(Data entries)
****************
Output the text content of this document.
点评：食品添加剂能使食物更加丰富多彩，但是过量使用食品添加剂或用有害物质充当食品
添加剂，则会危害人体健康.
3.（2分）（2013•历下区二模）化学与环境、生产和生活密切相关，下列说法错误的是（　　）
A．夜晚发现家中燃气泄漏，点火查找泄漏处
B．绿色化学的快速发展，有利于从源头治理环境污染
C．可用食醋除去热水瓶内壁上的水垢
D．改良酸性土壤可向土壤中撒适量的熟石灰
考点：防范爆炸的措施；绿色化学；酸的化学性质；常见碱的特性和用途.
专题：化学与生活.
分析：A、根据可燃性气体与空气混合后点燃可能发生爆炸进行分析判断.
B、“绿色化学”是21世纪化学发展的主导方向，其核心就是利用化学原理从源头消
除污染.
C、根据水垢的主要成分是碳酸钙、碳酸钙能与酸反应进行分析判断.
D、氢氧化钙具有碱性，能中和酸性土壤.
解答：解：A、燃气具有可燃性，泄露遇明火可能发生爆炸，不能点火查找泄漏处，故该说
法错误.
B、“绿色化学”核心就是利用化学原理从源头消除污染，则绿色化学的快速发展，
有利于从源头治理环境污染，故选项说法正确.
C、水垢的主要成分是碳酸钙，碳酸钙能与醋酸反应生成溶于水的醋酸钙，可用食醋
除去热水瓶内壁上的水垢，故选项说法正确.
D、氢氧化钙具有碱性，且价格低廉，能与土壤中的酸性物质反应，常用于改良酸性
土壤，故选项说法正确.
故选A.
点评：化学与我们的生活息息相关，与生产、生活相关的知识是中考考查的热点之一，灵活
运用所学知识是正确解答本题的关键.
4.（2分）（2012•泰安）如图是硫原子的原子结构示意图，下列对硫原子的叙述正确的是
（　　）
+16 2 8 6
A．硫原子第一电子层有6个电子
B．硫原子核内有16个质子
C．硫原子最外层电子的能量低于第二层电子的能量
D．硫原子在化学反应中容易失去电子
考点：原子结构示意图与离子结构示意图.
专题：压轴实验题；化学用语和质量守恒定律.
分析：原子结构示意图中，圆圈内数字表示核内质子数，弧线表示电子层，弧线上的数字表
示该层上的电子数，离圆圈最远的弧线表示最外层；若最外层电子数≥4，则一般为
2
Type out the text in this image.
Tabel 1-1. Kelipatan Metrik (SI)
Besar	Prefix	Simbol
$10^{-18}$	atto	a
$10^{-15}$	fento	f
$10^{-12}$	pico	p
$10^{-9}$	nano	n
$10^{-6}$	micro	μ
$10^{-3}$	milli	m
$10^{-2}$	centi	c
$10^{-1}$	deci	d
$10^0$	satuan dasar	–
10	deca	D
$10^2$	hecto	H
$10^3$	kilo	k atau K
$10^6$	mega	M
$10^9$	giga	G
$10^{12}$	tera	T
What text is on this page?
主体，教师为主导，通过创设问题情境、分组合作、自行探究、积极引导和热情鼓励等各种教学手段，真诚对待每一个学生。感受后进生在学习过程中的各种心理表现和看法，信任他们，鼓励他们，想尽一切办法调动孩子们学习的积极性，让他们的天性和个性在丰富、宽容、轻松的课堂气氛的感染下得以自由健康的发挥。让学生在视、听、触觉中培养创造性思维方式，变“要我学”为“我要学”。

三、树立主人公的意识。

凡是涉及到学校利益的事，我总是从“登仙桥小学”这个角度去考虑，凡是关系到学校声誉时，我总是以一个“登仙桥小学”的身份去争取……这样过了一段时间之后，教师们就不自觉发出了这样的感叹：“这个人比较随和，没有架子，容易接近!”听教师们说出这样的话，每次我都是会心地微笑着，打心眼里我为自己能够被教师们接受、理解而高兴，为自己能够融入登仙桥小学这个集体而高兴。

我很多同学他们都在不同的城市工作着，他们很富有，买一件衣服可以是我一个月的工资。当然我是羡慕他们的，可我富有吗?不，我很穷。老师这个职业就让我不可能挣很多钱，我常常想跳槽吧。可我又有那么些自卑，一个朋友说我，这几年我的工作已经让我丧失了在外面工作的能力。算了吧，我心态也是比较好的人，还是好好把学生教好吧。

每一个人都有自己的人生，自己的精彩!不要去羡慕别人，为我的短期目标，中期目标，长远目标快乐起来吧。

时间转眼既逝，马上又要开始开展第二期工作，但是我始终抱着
****************
Your task is to repeat every entry exactly.

▸ Reply:
Output the text content of this document.
点评：食品添加剂能使食物更加丰富多彩，但是过量使用食品添加剂或用有害物质充当食品
添加剂，则会危害人体健康.
3.（2分）（2013•历下区二模）化学与环境、生产和生活密切相关，下列说法错误的是（　　）
A．夜晚发现家中燃气泄漏，点火查找泄漏处
B．绿色化学的快速发展，有利于从源头治理环境污染
C．可用食醋除去热水瓶内壁上的水垢
D．改良酸性土壤可向土壤中撒适量的熟石灰
考点：防范爆炸的措施；绿色化学；酸的化学性质；常见碱的特性和用途.
专题：化学与生活.
分析：A、根据可燃性气体与空气混合后点燃可能发生爆炸进行分析判断.
B、“绿色化学”是21世纪化学发展的主导方向，其核心就是利用化学原理从源头消
除污染.
C、根据水垢的主要成分是碳酸钙、碳酸钙能与酸反应进行分析判断.
D、氢氧化钙具有碱性，能中和酸性土壤.
解答：解：A、燃气具有可燃性，泄露遇明火可能发生爆炸，不能点火查找泄漏处，故该说
法错误.
B、“绿色化学”核心就是利用化学原理从源头消除污染，则绿色化学的快速发展，
有利于从源头治理环境污染，故选项说法正确.
C、水垢的主要成分是碳酸钙，碳酸钙能与醋酸反应生成溶于水的醋酸钙，可用食醋
除去热水瓶内壁上的水垢，故选项说法正确.
D、氢氧化钙具有碱性，且价格低廉，能与土壤中的酸性物质反应，常用于改良酸性
土壤，故选项说法正确.
故选A.
点评：化学与我们的生活息息相关，与生产、生活相关的知识是中考考查的热点之一，灵活
运用所学知识是正确解答本题的关键.
4.（2分）（2012•泰安）如图是硫原子的原子结构示意图，下列对硫原子的叙述正确的是
（　　）
+16 2 8 6
A．硫原子第一电子层有6个电子
B．硫原子核内有16个质子
C．硫原子最外层电子的能量低于第二层电子的能量
D．硫原子在化学反应中容易失去电子
考点：原子结构示意图与离子结构示意图.
专题：压轴实验题；化学用语和质量守恒定律.
分析：原子结构示意图中，圆圈内数字表示核内质子数，弧线表示电子层，弧线上的数字表
示该层上的电子数，离圆圈最远的弧线表示最外层；若最外层电子数≥4，则一般为
2
Type out the text in this image.
Tabel 1-1. Kelipatan Metrik (SI)
Besar	Prefix	Simbol
$10^{-18}$	atto	a
$10^{-15}$	fento	f
$10^{-12}$	pico	p
$10^{-9}$	nano	n
$10^{-6}$	micro	μ
$10^{-3}$	milli	m
$10^{-2}$	centi	c
$10^{-1}$	deci	d
$10^0$	satuan dasar	–
10	deca	D
$10^2$	hecto	H
$10^3$	kilo	k atau K
$10^6$	mega	M
$10^9$	giga	G
$10^{12}$	tera	T
What text is on this page?
主体，教师为主导，通过创设问题情境、分组合作、自行探究、积极引导和热情鼓励等各种教学手段，真诚对待每一个学生。感受后进生在学习过程中的各种心理表现和看法，信任他们，鼓励他们，想尽一切办法调动孩子们学习的积极性，让他们的天性和个性在丰富、宽容、轻松的课堂气氛的感染下得以自由健康的发挥。让学生在视、听、触觉中培养创造性思维方式，变“要我学”为“我要学”。

三、树立主人公的意识。

凡是涉及到学校利益的事，我总是从“登仙桥小学”这个角度去考虑，凡是关系到学校声誉时，我总是以一个“登仙桥小学”的身份去争取……这样过了一段时间之后，教师们就不自觉发出了这样的感叹：“这个人比较随和，没有架子，容易接近!”听教师们说出这样的话，每次我都是会心地微笑着，打心眼里我为自己能够被教师们接受、理解而高兴，为自己能够融入登仙桥小学这个集体而高兴。

我很多同学他们都在不同的城市工作着，他们很富有，买一件衣服可以是我一个月的工资。当然我是羡慕他们的，可我富有吗?不，我很穷。老师这个职业就让我不可能挣很多钱，我常常想跳槽吧。可我又有那么些自卑，一个朋友说我，这几年我的工作已经让我丧失了在外面工作的能力。算了吧，我心态也是比较好的人，还是好好把学生教好吧。

每一个人都有自己的人生，自己的精彩!不要去羡慕别人，为我的短期目标，中期目标，长远目标快乐起来吧。

时间转眼既逝，马上又要开始开展第二期工作，但是我始终抱着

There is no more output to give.